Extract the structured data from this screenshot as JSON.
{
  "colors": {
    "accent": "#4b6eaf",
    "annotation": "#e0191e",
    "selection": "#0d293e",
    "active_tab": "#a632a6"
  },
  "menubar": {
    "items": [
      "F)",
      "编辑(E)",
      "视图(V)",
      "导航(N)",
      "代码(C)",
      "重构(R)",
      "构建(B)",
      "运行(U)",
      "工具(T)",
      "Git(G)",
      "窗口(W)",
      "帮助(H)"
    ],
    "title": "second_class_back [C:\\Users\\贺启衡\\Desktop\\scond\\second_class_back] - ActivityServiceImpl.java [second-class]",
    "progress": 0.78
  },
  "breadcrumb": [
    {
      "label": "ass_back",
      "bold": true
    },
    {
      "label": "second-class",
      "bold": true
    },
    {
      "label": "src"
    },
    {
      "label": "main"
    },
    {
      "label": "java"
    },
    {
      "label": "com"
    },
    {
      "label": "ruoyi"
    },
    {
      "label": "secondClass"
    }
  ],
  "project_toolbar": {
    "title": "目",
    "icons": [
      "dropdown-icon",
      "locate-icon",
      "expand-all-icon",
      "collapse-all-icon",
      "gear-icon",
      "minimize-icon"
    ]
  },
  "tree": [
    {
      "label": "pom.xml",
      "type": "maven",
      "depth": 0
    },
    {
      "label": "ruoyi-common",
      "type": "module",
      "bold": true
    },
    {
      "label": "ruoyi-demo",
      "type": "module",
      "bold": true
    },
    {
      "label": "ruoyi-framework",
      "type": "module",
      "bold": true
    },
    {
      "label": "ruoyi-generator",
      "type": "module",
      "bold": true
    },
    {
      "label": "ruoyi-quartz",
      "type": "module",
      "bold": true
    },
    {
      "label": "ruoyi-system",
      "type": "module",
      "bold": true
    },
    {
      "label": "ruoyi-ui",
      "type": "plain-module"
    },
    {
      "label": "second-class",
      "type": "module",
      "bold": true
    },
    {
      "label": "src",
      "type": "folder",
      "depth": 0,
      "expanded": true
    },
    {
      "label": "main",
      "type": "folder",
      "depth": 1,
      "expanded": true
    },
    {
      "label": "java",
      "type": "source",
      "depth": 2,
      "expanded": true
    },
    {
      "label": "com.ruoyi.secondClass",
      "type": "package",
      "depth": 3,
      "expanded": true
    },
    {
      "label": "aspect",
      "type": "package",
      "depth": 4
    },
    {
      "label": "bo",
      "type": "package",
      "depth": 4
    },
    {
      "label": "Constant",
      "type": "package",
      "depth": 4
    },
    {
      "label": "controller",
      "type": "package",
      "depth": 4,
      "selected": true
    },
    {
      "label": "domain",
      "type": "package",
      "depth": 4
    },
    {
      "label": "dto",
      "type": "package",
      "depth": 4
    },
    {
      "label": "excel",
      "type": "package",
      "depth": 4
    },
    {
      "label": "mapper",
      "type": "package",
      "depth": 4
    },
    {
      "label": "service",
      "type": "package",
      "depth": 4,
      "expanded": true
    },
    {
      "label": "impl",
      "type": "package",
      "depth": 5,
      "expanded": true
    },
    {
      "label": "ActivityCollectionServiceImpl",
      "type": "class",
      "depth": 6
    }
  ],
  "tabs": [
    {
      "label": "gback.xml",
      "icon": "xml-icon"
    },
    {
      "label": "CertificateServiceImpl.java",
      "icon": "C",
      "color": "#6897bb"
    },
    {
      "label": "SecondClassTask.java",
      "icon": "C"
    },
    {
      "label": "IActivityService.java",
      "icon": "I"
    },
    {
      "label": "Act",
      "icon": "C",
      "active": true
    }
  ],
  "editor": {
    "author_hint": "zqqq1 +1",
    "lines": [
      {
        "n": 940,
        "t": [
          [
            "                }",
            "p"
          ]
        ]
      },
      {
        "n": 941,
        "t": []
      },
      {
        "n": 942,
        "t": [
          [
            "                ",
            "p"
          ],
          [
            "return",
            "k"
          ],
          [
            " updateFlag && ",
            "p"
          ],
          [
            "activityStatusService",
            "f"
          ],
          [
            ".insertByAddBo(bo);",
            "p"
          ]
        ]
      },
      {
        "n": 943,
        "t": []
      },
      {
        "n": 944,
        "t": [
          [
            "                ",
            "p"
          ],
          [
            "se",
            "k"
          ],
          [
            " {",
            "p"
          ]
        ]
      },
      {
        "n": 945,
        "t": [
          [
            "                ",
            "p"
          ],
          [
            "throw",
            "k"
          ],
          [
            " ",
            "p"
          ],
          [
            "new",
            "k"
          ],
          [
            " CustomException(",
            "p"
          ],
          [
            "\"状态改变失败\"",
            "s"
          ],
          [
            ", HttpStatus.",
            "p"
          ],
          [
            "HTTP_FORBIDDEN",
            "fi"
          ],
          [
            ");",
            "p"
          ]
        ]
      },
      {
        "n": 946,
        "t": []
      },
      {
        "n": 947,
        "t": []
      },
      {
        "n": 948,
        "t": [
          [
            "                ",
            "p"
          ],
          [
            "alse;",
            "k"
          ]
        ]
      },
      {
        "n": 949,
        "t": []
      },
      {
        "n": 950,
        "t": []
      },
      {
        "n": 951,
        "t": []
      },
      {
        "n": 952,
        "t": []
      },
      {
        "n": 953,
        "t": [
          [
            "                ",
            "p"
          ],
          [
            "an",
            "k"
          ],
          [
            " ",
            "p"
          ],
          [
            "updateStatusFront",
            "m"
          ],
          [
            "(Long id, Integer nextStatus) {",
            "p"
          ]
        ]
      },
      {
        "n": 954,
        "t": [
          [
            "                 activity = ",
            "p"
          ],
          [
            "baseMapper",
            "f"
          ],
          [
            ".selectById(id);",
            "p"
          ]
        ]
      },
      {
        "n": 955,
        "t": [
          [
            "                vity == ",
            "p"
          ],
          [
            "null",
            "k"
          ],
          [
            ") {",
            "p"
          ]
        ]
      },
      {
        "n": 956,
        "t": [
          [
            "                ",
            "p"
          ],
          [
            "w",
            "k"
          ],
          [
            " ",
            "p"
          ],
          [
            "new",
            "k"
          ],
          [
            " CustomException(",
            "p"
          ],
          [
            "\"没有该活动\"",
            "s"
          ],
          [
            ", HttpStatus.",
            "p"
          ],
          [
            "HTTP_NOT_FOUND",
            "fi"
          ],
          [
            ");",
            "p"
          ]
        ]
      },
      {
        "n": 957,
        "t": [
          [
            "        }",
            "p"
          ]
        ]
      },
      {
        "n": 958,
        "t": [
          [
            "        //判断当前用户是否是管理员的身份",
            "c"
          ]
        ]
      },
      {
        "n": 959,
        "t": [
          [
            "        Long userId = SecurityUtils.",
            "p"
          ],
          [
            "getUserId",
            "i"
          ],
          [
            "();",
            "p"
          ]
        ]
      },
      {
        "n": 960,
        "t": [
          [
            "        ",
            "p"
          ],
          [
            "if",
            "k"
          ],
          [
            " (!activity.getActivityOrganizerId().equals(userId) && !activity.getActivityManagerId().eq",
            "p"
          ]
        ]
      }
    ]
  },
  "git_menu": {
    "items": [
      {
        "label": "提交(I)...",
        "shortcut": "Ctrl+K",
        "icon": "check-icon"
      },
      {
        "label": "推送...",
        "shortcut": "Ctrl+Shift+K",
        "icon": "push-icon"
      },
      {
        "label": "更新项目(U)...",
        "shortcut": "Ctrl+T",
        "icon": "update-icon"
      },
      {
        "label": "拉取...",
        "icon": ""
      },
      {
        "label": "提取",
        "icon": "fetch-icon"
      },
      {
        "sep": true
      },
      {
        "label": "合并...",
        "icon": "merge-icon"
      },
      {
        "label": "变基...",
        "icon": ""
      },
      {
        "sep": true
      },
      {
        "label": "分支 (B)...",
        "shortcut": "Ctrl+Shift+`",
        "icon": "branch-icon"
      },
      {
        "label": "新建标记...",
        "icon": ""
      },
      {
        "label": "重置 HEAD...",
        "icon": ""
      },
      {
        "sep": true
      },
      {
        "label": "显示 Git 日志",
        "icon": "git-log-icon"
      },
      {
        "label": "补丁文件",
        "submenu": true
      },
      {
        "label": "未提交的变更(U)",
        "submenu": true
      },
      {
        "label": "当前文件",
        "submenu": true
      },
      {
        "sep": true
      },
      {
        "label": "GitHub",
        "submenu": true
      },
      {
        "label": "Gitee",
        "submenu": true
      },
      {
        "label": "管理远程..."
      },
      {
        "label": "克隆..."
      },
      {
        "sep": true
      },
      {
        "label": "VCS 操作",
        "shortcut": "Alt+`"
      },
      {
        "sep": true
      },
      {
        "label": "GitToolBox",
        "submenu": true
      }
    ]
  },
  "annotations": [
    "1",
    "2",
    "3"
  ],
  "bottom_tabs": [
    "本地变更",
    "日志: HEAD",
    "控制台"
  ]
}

═══

Go over the entries above and say how many lines hold the string "Shift", with no other text.

COMPLETE OUTPUT: 2